• **Data in this exercise**
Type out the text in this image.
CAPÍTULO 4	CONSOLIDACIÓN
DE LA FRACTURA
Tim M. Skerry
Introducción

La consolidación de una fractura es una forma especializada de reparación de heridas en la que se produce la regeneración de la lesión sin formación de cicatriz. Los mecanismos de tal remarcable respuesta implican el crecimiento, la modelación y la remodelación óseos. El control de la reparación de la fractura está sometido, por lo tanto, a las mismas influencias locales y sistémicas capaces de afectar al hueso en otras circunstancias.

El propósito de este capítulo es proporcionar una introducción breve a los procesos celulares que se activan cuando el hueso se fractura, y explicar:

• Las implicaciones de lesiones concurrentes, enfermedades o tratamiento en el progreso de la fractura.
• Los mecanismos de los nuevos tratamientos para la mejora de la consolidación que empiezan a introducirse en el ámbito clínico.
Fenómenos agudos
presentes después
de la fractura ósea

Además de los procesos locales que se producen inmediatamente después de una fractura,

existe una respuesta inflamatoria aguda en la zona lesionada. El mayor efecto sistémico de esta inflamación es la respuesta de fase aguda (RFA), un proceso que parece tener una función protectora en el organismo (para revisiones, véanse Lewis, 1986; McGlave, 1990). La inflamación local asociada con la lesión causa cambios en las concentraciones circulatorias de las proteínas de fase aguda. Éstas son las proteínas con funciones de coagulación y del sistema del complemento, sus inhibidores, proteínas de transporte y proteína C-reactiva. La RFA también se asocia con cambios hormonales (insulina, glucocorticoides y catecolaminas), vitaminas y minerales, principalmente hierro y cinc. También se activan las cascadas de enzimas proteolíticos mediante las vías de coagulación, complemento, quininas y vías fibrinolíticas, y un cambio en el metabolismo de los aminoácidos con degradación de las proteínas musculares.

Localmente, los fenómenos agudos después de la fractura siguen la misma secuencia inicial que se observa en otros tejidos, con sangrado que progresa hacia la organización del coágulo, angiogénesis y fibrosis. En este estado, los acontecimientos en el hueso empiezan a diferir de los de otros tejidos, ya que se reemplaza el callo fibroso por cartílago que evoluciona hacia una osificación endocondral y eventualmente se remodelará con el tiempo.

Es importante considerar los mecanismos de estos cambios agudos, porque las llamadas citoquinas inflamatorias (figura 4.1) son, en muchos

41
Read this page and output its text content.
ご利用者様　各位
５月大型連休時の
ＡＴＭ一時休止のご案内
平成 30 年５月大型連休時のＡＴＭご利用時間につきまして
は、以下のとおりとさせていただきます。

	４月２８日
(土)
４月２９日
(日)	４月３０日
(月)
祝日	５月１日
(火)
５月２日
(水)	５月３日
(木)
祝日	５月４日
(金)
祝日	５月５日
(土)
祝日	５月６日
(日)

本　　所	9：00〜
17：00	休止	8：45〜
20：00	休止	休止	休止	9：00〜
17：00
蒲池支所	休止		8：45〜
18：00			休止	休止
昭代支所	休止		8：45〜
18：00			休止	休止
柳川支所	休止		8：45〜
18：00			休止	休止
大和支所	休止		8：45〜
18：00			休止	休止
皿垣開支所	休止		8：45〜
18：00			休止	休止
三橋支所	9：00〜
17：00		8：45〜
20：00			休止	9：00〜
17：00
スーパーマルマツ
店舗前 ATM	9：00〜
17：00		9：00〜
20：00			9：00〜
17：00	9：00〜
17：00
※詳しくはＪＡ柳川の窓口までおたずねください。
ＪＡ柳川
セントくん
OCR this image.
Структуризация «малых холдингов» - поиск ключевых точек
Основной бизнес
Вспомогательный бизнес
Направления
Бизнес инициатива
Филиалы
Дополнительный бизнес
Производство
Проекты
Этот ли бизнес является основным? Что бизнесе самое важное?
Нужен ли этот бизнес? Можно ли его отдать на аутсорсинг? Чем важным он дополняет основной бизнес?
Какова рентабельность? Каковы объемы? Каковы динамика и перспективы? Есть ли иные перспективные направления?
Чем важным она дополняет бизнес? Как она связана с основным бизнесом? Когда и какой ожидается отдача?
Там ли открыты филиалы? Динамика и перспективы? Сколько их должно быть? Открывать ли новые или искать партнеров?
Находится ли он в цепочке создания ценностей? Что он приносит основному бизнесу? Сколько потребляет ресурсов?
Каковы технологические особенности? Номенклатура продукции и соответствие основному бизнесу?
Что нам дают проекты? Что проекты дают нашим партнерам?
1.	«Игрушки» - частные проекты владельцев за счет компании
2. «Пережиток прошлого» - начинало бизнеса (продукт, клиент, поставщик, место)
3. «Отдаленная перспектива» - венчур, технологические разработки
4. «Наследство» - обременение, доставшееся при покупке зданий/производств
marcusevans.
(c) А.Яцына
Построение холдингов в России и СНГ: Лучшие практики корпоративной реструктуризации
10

• **Exercise directions**
Return the lines above exactly, keeping every word.

• **The reply**
Type out the text in this image.
CAPÍTULO 4	CONSOLIDACIÓN
DE LA FRACTURA
Tim M. Skerry
Introducción

La consolidación de una fractura es una forma especializada de reparación de heridas en la que se produce la regeneración de la lesión sin formación de cicatriz. Los mecanismos de tal remarcable respuesta implican el crecimiento, la modelación y la remodelación óseos. El control de la reparación de la fractura está sometido, por lo tanto, a las mismas influencias locales y sistémicas capaces de afectar al hueso en otras circunstancias.

El propósito de este capítulo es proporcionar una introducción breve a los procesos celulares que se activan cuando el hueso se fractura, y explicar:

• Las implicaciones de lesiones concurrentes, enfermedades o tratamiento en el progreso de la fractura.
• Los mecanismos de los nuevos tratamientos para la mejora de la consolidación que empiezan a introducirse en el ámbito clínico.
Fenómenos agudos
presentes después
de la fractura ósea

Además de los procesos locales que se producen inmediatamente después de una fractura,

existe una respuesta inflamatoria aguda en la zona lesionada. El mayor efecto sistémico de esta inflamación es la respuesta de fase aguda (RFA), un proceso que parece tener una función protectora en el organismo (para revisiones, véanse Lewis, 1986; McGlave, 1990). La inflamación local asociada con la lesión causa cambios en las concentraciones circulatorias de las proteínas de fase aguda. Éstas son las proteínas con funciones de coagulación y del sistema del complemento, sus inhibidores, proteínas de transporte y proteína C-reactiva. La RFA también se asocia con cambios hormonales (insulina, glucocorticoides y catecolaminas), vitaminas y minerales, principalmente hierro y cinc. También se activan las cascadas de enzimas proteolíticos mediante las vías de coagulación, complemento, quininas y vías fibrinolíticas, y un cambio en el metabolismo de los aminoácidos con degradación de las proteínas musculares.

Localmente, los fenómenos agudos después de la fractura siguen la misma secuencia inicial que se observa en otros tejidos, con sangrado que progresa hacia la organización del coágulo, angiogénesis y fibrosis. En este estado, los acontecimientos en el hueso empiezan a diferir de los de otros tejidos, ya que se reemplaza el callo fibroso por cartílago que evoluciona hacia una osificación endocondral y eventualmente se remodelará con el tiempo.

Es importante considerar los mecanismos de estos cambios agudos, porque las llamadas citoquinas inflamatorias (figura 4.1) son, en muchos

41
Read this page and output its text content.
ご利用者様　各位
５月大型連休時の
ＡＴＭ一時休止のご案内
平成 30 年５月大型連休時のＡＴＭご利用時間につきまして
は、以下のとおりとさせていただきます。

	４月２８日
(土)
４月２９日
(日)	４月３０日
(月)
祝日	５月１日
(火)
５月２日
(水)	５月３日
(木)
祝日	５月４日
(金)
祝日	５月５日
(土)
祝日	５月６日
(日)

本　　所	9：00〜
17：00	休止	8：45〜
20：00	休止	休止	休止	9：00〜
17：00
蒲池支所	休止		8：45〜
18：00			休止	休止
昭代支所	休止		8：45〜
18：00			休止	休止
柳川支所	休止		8：45〜
18：00			休止	休止
大和支所	休止		8：45〜
18：00			休止	休止
皿垣開支所	休止		8：45〜
18：00			休止	休止
三橋支所	9：00〜
17：00		8：45〜
20：00			休止	9：00〜
17：00
スーパーマルマツ
店舗前 ATM	9：00〜
17：00		9：00〜
20：00			9：00〜
17：00	9：00〜
17：00
※詳しくはＪＡ柳川の窓口までおたずねください。
ＪＡ柳川
セントくん
OCR this image.
Структуризация «малых холдингов» - поиск ключевых точек
Основной бизнес
Вспомогательный бизнес
Направления
Бизнес инициатива
Филиалы
Дополнительный бизнес
Производство
Проекты
Этот ли бизнес является основным? Что бизнесе самое важное?
Нужен ли этот бизнес? Можно ли его отдать на аутсорсинг? Чем важным он дополняет основной бизнес?
Какова рентабельность? Каковы объемы? Каковы динамика и перспективы? Есть ли иные перспективные направления?
Чем важным она дополняет бизнес? Как она связана с основным бизнесом? Когда и какой ожидается отдача?
Там ли открыты филиалы? Динамика и перспективы? Сколько их должно быть? Открывать ли новые или искать партнеров?
Находится ли он в цепочке создания ценностей? Что он приносит основному бизнесу? Сколько потребляет ресурсов?
Каковы технологические особенности? Номенклатура продукции и соответствие основному бизнесу?
Что нам дают проекты? Что проекты дают нашим партнерам?
1.	«Игрушки» - частные проекты владельцев за счет компании
2. «Пережиток прошлого» - начинало бизнеса (продукт, клиент, поставщик, место)
3. «Отдаленная перспектива» - венчур, технологические разработки
4. «Наследство» - обременение, доставшееся при покупке зданий/производств
marcusevans.
(c) А.Яцына
Построение холдингов в России и СНГ: Лучшие практики корпоративной реструктуризации
10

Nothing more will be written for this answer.